## Start

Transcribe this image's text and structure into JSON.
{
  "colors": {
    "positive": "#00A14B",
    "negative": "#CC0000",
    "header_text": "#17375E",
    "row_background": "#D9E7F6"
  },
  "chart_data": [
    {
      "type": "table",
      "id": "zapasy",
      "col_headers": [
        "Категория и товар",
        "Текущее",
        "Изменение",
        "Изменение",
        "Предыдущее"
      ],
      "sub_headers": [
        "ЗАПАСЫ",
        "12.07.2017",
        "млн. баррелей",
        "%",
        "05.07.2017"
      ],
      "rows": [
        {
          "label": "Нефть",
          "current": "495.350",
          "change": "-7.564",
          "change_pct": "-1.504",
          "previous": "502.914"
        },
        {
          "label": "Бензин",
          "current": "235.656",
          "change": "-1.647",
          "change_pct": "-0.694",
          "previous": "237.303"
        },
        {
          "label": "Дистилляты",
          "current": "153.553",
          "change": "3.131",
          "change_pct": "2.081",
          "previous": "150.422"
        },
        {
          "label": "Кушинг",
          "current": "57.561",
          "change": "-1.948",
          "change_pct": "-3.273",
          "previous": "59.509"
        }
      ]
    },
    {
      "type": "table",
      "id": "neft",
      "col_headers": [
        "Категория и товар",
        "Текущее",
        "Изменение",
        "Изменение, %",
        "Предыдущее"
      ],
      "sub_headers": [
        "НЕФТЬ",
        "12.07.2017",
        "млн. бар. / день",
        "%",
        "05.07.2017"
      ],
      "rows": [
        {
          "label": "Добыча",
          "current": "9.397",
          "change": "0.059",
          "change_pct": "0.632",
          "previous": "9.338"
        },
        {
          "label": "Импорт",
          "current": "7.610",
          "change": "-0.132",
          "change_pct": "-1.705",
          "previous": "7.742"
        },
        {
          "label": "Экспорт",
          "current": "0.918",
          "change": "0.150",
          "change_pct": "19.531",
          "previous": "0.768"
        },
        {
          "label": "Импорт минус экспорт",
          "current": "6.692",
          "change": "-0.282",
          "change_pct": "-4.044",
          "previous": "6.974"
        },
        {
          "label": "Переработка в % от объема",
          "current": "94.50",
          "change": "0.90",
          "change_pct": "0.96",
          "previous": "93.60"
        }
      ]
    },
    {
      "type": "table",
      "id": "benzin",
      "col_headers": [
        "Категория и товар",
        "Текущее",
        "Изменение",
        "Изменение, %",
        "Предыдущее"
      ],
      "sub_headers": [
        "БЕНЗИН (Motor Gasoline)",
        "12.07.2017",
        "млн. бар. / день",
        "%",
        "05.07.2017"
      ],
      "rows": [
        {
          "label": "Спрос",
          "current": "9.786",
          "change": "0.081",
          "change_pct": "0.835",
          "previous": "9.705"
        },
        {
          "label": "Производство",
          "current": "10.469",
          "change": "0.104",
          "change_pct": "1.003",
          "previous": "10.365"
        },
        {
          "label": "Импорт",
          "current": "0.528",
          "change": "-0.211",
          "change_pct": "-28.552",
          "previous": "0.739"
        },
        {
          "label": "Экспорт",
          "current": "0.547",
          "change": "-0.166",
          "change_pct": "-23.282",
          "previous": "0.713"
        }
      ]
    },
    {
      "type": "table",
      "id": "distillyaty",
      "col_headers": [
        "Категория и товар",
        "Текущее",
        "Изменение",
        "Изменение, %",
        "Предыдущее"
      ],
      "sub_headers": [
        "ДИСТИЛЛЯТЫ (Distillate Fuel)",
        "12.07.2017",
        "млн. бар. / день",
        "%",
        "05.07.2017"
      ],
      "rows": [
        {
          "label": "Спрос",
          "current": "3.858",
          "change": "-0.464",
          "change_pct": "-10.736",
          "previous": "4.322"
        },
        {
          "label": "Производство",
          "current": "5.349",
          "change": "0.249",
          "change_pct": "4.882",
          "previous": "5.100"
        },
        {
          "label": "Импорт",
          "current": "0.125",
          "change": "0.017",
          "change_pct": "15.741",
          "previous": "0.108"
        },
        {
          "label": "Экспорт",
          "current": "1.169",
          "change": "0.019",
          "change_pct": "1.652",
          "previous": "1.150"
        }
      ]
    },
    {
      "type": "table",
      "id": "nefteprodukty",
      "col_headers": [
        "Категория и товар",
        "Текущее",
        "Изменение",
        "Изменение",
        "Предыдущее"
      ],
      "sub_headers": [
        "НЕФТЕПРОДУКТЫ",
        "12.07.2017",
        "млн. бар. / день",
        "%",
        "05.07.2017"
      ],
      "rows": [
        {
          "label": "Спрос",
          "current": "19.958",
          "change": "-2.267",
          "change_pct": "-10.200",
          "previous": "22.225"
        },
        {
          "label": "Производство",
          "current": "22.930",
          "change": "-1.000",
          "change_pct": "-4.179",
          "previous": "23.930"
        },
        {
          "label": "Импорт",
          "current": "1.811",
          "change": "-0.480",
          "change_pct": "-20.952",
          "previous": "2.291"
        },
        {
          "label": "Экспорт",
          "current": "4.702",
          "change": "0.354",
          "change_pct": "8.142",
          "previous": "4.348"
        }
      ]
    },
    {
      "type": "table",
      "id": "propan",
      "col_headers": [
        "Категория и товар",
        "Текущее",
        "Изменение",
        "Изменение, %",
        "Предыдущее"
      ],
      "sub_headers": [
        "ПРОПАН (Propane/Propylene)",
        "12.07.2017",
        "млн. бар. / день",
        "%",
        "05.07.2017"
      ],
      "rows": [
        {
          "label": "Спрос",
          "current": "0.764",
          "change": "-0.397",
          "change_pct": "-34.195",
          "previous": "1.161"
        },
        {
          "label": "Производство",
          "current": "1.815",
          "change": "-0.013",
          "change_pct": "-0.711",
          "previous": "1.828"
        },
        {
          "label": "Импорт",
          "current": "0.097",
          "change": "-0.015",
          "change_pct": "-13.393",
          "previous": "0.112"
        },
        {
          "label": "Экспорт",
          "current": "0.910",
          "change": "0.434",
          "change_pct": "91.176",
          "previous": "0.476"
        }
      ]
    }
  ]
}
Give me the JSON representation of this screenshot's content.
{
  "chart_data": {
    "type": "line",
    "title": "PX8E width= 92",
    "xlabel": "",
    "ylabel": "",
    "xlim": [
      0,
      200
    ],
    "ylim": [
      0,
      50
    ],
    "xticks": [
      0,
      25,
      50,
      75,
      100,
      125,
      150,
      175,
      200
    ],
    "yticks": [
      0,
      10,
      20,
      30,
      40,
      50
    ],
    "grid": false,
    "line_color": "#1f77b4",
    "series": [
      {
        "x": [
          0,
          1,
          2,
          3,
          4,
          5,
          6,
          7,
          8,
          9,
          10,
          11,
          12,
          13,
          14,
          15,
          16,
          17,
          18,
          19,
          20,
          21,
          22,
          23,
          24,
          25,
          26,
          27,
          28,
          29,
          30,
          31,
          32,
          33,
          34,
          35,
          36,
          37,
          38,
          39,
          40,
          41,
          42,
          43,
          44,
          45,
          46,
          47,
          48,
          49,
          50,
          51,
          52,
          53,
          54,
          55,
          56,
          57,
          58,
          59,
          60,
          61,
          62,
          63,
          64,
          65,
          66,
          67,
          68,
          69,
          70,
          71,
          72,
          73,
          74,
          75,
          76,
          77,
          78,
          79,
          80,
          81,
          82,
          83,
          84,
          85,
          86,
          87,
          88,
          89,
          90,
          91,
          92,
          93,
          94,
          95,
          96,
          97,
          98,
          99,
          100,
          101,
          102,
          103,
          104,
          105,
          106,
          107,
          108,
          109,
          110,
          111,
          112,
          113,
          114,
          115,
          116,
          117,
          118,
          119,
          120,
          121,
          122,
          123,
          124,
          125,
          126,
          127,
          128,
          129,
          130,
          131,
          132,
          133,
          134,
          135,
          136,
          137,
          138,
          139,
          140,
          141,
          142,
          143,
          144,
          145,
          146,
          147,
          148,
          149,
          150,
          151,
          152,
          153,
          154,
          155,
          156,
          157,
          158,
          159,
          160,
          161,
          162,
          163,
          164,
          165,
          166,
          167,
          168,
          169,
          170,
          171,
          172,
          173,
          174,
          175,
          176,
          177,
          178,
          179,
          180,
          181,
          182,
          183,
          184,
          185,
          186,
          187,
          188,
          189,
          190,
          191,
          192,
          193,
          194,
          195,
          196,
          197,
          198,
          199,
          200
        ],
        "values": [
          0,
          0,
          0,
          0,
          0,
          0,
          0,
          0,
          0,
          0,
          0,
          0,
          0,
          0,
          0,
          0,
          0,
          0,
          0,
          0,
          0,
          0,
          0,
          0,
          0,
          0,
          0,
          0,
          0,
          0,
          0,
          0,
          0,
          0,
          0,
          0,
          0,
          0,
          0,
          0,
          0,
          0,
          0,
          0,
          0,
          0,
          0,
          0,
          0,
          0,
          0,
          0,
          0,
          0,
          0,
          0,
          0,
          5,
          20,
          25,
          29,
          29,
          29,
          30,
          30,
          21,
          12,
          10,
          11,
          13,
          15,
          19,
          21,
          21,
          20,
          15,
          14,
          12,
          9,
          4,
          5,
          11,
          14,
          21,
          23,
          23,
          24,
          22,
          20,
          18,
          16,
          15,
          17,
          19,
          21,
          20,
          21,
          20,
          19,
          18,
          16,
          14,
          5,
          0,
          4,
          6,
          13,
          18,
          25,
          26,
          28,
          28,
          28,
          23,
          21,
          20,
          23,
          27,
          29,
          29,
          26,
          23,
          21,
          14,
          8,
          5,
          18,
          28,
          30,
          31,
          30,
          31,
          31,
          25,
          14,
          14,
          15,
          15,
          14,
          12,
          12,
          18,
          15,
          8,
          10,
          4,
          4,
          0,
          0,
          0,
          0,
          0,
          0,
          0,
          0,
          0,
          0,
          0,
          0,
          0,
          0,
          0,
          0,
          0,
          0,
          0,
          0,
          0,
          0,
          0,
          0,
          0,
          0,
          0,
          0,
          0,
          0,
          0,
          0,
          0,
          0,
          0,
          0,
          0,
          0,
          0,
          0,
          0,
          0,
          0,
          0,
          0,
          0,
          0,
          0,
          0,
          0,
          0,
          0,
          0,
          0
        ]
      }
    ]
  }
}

## End

Return all lines containing the word "this".

Transcribe this image's text and structure into JSON.
Give me the JSON representation of this screenshot's content.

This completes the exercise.